EXERCISE GOAL:
Search the records for the word "Instagram" and report each line that has it.

MATERIAL PROVIDED:
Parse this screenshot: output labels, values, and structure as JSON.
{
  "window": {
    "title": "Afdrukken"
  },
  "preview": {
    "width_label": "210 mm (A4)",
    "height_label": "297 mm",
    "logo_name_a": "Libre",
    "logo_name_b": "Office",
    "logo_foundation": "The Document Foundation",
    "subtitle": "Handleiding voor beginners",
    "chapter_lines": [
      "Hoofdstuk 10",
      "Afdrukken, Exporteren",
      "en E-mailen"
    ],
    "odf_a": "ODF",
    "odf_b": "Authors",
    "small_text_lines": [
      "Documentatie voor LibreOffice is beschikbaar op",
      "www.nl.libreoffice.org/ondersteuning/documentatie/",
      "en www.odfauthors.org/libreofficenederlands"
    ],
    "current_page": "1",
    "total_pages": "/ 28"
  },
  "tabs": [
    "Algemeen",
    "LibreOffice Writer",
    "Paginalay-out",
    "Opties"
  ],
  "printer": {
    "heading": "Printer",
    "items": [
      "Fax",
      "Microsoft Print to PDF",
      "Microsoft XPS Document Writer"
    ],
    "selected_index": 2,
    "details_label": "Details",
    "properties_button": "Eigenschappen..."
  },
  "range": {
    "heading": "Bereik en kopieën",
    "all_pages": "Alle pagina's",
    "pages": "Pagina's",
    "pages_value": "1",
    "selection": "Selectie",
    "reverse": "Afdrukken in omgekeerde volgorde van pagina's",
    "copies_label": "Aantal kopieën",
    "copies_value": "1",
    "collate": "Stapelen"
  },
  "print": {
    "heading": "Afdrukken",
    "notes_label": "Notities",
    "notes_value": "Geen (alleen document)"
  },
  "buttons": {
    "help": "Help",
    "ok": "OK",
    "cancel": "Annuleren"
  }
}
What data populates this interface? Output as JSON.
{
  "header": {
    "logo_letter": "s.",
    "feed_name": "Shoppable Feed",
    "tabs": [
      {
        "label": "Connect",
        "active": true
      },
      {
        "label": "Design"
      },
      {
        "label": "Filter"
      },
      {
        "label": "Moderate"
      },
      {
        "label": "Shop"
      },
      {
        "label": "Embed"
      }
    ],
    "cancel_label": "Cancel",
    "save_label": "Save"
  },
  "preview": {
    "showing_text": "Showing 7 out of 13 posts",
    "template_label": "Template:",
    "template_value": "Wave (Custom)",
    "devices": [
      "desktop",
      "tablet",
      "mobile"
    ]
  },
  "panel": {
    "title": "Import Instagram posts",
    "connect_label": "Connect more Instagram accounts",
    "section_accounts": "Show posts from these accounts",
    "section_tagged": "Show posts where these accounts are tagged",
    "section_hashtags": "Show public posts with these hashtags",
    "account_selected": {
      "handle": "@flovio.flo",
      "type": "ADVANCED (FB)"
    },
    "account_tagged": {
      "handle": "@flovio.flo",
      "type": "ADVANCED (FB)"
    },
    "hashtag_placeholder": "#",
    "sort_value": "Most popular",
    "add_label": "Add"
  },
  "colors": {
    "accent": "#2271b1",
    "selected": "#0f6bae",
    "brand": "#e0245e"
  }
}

--

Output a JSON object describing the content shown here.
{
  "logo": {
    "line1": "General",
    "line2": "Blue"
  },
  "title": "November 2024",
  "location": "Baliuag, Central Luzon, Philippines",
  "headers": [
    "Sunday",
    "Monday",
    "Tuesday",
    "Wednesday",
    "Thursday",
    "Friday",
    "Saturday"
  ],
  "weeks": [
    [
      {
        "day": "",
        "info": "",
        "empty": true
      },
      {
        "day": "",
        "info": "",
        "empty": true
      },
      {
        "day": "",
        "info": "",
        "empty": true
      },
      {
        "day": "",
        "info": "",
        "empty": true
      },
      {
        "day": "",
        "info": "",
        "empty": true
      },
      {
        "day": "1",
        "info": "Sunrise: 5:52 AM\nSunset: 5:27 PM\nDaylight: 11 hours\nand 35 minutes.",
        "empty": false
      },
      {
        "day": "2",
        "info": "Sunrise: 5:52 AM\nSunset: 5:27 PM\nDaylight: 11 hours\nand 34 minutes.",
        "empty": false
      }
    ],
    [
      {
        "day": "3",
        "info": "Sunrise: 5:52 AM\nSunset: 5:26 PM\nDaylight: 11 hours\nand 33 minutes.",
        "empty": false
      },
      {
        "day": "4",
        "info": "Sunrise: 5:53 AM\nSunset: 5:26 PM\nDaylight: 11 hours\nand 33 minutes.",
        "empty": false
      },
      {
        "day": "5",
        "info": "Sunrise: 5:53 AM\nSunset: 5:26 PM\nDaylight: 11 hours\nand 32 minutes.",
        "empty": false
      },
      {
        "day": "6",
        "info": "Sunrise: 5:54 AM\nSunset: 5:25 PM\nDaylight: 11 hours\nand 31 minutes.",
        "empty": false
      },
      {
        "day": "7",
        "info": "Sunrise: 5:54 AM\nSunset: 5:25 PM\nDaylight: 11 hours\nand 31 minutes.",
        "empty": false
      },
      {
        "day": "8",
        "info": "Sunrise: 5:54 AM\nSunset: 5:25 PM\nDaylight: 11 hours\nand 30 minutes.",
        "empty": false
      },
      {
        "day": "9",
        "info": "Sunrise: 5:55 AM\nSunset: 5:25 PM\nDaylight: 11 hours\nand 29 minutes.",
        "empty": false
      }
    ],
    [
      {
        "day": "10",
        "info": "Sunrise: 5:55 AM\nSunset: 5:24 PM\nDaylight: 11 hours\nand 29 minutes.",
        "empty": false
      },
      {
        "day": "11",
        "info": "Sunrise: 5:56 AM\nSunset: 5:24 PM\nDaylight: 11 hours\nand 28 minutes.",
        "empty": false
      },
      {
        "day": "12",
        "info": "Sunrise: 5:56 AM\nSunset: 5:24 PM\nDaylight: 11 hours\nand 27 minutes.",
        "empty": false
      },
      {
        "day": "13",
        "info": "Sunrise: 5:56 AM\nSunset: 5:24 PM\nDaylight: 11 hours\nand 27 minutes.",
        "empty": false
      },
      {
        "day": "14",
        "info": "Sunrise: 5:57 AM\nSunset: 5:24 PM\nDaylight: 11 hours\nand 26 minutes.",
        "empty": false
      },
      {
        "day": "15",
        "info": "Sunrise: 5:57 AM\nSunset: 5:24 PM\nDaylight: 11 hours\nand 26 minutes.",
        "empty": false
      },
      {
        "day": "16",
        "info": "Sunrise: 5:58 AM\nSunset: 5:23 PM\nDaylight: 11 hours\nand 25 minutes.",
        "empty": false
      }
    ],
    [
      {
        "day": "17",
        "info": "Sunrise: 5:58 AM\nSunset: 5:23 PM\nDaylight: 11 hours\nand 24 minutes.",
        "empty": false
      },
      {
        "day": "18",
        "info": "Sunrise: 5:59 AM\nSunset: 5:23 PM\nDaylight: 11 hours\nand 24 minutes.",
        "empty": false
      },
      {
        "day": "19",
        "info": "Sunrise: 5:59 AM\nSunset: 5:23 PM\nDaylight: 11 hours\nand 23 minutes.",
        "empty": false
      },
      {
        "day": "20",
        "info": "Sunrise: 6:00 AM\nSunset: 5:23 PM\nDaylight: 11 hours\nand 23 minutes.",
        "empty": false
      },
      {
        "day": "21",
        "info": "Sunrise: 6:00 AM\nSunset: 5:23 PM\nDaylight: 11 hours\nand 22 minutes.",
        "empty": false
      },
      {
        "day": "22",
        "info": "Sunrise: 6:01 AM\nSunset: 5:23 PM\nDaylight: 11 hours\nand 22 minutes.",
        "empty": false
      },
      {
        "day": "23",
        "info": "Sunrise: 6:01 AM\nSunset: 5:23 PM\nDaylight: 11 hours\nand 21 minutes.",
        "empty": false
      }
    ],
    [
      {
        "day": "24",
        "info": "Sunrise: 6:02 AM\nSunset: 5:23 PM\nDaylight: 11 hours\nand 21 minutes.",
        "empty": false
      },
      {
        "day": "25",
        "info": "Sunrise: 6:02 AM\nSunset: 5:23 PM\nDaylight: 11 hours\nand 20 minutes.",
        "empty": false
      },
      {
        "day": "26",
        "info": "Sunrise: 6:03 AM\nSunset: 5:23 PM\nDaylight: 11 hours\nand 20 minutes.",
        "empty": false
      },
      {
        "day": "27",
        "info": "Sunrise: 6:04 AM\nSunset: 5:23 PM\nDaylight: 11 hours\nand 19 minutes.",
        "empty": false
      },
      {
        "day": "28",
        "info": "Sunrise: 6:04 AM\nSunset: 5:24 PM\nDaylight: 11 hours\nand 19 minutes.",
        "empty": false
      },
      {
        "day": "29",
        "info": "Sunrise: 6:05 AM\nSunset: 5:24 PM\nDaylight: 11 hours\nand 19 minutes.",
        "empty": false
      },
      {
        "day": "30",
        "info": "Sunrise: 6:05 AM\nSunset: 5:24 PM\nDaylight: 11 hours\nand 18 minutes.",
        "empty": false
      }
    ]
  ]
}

RESULT OF THIS EXERCISE:
    "title": "Import Instagram posts",
    "connect_label": "Connect more Instagram accounts",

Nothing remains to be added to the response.